◆ **Instructions to follow**
Transcribe each record below word for word.

(A block of data)
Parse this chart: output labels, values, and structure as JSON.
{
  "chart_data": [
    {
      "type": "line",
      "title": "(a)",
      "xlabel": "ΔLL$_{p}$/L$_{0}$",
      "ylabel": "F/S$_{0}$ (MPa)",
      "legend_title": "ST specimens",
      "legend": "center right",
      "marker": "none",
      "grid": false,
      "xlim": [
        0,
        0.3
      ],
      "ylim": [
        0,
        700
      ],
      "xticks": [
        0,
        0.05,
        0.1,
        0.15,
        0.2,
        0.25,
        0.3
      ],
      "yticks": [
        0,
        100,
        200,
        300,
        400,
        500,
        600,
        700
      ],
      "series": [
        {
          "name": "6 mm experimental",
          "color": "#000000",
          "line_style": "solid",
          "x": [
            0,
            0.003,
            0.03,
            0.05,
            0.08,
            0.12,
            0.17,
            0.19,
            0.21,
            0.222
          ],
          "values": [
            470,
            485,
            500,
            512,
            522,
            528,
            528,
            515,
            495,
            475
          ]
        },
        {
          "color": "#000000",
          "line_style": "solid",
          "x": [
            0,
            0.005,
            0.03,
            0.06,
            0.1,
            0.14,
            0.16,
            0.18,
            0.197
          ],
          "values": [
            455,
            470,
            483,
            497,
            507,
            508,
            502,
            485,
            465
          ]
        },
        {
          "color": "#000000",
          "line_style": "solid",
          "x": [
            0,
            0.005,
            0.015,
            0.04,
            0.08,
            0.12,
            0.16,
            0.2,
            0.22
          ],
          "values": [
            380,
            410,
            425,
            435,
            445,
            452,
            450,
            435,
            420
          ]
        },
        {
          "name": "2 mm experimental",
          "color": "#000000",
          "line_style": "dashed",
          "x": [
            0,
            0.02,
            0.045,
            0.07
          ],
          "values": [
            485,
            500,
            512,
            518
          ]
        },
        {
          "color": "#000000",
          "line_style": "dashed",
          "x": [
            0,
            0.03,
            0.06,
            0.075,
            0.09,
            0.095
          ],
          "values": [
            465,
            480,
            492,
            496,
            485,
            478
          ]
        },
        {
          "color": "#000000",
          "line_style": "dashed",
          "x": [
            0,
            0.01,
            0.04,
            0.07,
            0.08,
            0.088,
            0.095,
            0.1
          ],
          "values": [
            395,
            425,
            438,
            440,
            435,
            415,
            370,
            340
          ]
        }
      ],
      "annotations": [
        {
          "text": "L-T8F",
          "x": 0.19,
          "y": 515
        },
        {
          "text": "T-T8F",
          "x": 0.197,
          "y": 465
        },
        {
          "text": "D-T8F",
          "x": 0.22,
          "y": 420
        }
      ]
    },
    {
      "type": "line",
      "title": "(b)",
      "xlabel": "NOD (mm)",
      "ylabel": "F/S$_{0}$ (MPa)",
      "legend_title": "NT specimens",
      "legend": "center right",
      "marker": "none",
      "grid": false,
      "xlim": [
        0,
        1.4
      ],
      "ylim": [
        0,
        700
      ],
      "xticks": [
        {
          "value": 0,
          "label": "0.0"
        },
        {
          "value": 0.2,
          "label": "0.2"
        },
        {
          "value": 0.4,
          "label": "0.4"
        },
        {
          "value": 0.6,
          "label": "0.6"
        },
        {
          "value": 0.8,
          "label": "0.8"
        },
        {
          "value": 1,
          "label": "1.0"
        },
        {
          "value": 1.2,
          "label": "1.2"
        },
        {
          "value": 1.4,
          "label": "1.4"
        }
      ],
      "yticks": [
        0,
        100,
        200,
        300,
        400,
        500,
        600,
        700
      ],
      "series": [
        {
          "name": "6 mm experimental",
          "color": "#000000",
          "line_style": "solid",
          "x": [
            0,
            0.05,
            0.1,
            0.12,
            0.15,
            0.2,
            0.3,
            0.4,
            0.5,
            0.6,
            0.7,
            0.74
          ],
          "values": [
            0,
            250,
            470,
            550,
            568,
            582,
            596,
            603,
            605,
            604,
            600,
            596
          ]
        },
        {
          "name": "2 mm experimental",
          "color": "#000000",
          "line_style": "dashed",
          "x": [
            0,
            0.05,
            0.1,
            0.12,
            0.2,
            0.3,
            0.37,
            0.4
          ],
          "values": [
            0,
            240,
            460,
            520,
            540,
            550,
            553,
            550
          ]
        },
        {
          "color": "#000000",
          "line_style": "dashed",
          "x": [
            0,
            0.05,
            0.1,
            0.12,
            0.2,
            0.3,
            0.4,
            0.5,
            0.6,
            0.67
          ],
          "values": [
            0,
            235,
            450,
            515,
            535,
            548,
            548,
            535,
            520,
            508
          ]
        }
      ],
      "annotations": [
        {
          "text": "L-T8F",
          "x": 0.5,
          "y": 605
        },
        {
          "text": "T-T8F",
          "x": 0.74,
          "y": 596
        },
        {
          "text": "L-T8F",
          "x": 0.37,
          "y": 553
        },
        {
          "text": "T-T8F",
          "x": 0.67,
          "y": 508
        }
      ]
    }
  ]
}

◆ **Written reply**
Parse this chart: output labels, values, and structure as JSON.
{
  "chart_data": [
    {
      "type": "line",
      "title": "(a)",
      "xlabel": "ΔLL$_{p}$/L$_{0}$",
      "ylabel": "F/S$_{0}$ (MPa)",
      "legend_title": "ST specimens",
      "legend": "center right",
      "marker": "none",
      "grid": false,
      "xlim": [
        0,
        0.3
      ],
      "ylim": [
        0,
        700
      ],
      "xticks": [
        0,
        0.05,
        0.1,
        0.15,
        0.2,
        0.25,
        0.3
      ],
      "yticks": [
        0,
        100,
        200,
        300,
        400,
        500,
        600,
        700
      ],
      "series": [
        {
          "name": "6 mm experimental",
          "color": "#000000",
          "line_style": "solid",
          "x": [
            0,
            0.003,
            0.03,
            0.05,
            0.08,
            0.12,
            0.17,
            0.19,
            0.21,
            0.222
          ],
          "values": [
            470,
            485,
            500,
            512,
            522,
            528,
            528,
            515,
            495,
            475
          ]
        },
        {
          "color": "#000000",
          "line_style": "solid",
          "x": [
            0,
            0.005,
            0.03,
            0.06,
            0.1,
            0.14,
            0.16,
            0.18,
            0.197
          ],
          "values": [
            455,
            470,
            483,
            497,
            507,
            508,
            502,
            485,
            465
          ]
        },
        {
          "color": "#000000",
          "line_style": "solid",
          "x": [
            0,
            0.005,
            0.015,
            0.04,
            0.08,
            0.12,
            0.16,
            0.2,
            0.22
          ],
          "values": [
            380,
            410,
            425,
            435,
            445,
            452,
            450,
            435,
            420
          ]
        },
        {
          "name": "2 mm experimental",
          "color": "#000000",
          "line_style": "dashed",
          "x": [
            0,
            0.02,
            0.045,
            0.07
          ],
          "values": [
            485,
            500,
            512,
            518
          ]
        },
        {
          "color": "#000000",
          "line_style": "dashed",
          "x": [
            0,
            0.03,
            0.06,
            0.075,
            0.09,
            0.095
          ],
          "values": [
            465,
            480,
            492,
            496,
            485,
            478
          ]
        },
        {
          "color": "#000000",
          "line_style": "dashed",
          "x": [
            0,
            0.01,
            0.04,
            0.07,
            0.08,
            0.088,
            0.095,
            0.1
          ],
          "values": [
            395,
            425,
            438,
            440,
            435,
            415,
            370,
            340
          ]
        }
      ],
      "annotations": [
        {
          "text": "L-T8F",
          "x": 0.19,
          "y": 515
        },
        {
          "text": "T-T8F",
          "x": 0.197,
          "y": 465
        },
        {
          "text": "D-T8F",
          "x": 0.22,
          "y": 420
        }
      ]
    },
    {
      "type": "line",
      "title": "(b)",
      "xlabel": "NOD (mm)",
      "ylabel": "F/S$_{0}$ (MPa)",
      "legend_title": "NT specimens",
      "legend": "center right",
      "marker": "none",
      "grid": false,
      "xlim": [
        0,
        1.4
      ],
      "ylim": [
        0,
        700
      ],
      "xticks": [
        {
          "value": 0,
          "label": "0.0"
        },
        {
          "value": 0.2,
          "label": "0.2"
        },
        {
          "value": 0.4,
          "label": "0.4"
        },
        {
          "value": 0.6,
          "label": "0.6"
        },
        {
          "value": 0.8,
          "label": "0.8"
        },
        {
          "value": 1,
          "label": "1.0"
        },
        {
          "value": 1.2,
          "label": "1.2"
        },
        {
          "value": 1.4,
          "label": "1.4"
        }
      ],
      "yticks": [
        0,
        100,
        200,
        300,
        400,
        500,
        600,
        700
      ],
      "series": [
        {
          "name": "6 mm experimental",
          "color": "#000000",
          "line_style": "solid",
          "x": [
            0,
            0.05,
            0.1,
            0.12,
            0.15,
            0.2,
            0.3,
            0.4,
            0.5,
            0.6,
            0.7,
            0.74
          ],
          "values": [
            0,
            250,
            470,
            550,
            568,
            582,
            596,
            603,
            605,
            604,
            600,
            596
          ]
        },
        {
          "name": "2 mm experimental",
          "color": "#000000",
          "line_style": "dashed",
          "x": [
            0,
            0.05,
            0.1,
            0.12,
            0.2,
            0.3,
            0.37,
            0.4
          ],
          "values": [
            0,
            240,
            460,
            520,
            540,
            550,
            553,
            550
          ]
        },
        {
          "color": "#000000",
          "line_style": "dashed",
          "x": [
            0,
            0.05,
            0.1,
            0.12,
            0.2,
            0.3,
            0.4,
            0.5,
            0.6,
            0.67
          ],
          "values": [
            0,
            235,
            450,
            515,
            535,
            548,
            548,
            535,
            520,
            508
          ]
        }
      ],
      "annotations": [
        {
          "text": "L-T8F",
          "x": 0.5,
          "y": 605
        },
        {
          "text": "T-T8F",
          "x": 0.74,
          "y": 596
        },
        {
          "text": "L-T8F",
          "x": 0.37,
          "y": 553
        },
        {
          "text": "T-T8F",
          "x": 0.67,
          "y": 508
        }
      ]
    }
  ]
}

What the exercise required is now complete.